List, from the lines below, each one with "values" in it.

□ □ □ □

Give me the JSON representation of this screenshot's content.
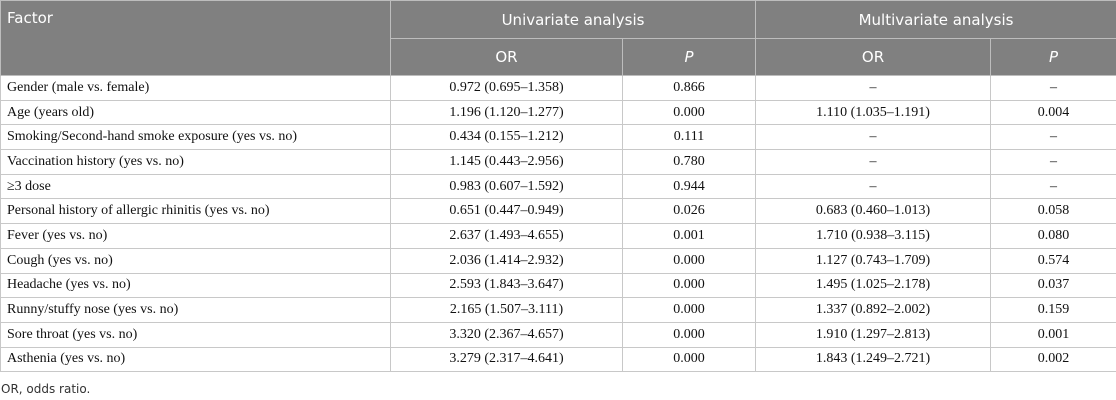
{
  "table": {
    "factor_header": "Factor",
    "groups": [
      "Univariate analysis",
      "Multivariate analysis"
    ],
    "subheaders": [
      "OR",
      "P",
      "OR",
      "P"
    ],
    "rows": [
      [
        "Gender (male vs. female)",
        "0.972 (0.695–1.358)",
        "0.866",
        "–",
        "–"
      ],
      [
        "Age (years old)",
        "1.196 (1.120–1.277)",
        "0.000",
        "1.110 (1.035–1.191)",
        "0.004"
      ],
      [
        "Smoking/Second-hand smoke exposure (yes vs. no)",
        "0.434 (0.155–1.212)",
        "0.111",
        "–",
        "–"
      ],
      [
        "Vaccination history (yes vs. no)",
        "1.145 (0.443–2.956)",
        "0.780",
        "–",
        "–"
      ],
      [
        "≥3 dose",
        "0.983 (0.607–1.592)",
        "0.944",
        "–",
        "–"
      ],
      [
        "Personal history of allergic rhinitis (yes vs. no)",
        "0.651 (0.447–0.949)",
        "0.026",
        "0.683 (0.460–1.013)",
        "0.058"
      ],
      [
        "Fever (yes vs. no)",
        "2.637 (1.493–4.655)",
        "0.001",
        "1.710 (0.938–3.115)",
        "0.080"
      ],
      [
        "Cough (yes vs. no)",
        "2.036 (1.414–2.932)",
        "0.000",
        "1.127 (0.743–1.709)",
        "0.574"
      ],
      [
        "Headache (yes vs. no)",
        "2.593 (1.843–3.647)",
        "0.000",
        "1.495 (1.025–2.178)",
        "0.037"
      ],
      [
        "Runny/stuffy nose (yes vs. no)",
        "2.165 (1.507–3.111)",
        "0.000",
        "1.337 (0.892–2.002)",
        "0.159"
      ],
      [
        "Sore throat (yes vs. no)",
        "3.320 (2.367–4.657)",
        "0.000",
        "1.910 (1.297–2.813)",
        "0.001"
      ],
      [
        "Asthenia (yes vs. no)",
        "3.279 (2.317–4.641)",
        "0.000",
        "1.843 (1.249–2.721)",
        "0.002"
      ]
    ]
  },
  "footnote": "OR, odds ratio."
}
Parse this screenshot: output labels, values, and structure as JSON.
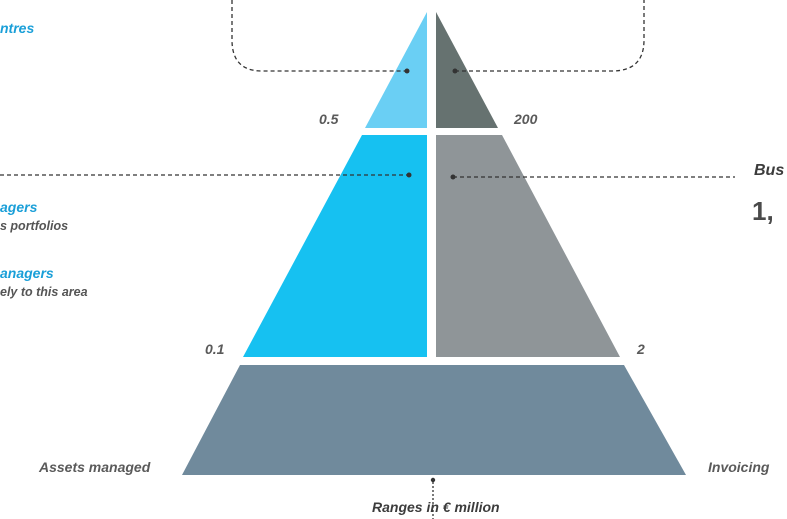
{
  "colors": {
    "top_left": "#6acff4",
    "top_right": "#667270",
    "mid_left": "#16c1f1",
    "mid_right": "#8f9598",
    "base": "#708a9c",
    "accent_text": "#1a9fd8",
    "dashed_line": "#333333"
  },
  "left_labels": {
    "top_fragment": "ntres",
    "managers_1": "agers",
    "managers_1_sub": "s portfolios",
    "managers_2": "anagers",
    "managers_2_sub": "ely to this area"
  },
  "right_labels": {
    "business_fragment": "Bus",
    "number_fragment": "1,"
  },
  "values": {
    "top_left": "0.5",
    "top_right": "200",
    "mid_left": "0.1",
    "mid_right": "2"
  },
  "axis_labels": {
    "left": "Assets managed",
    "right": "Invoicing",
    "bottom": "Ranges in € million"
  }
}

□ □ □ □

→ **Expected answer**
Parse this screenshot: output labels, values, and structure as JSON.
  "values": {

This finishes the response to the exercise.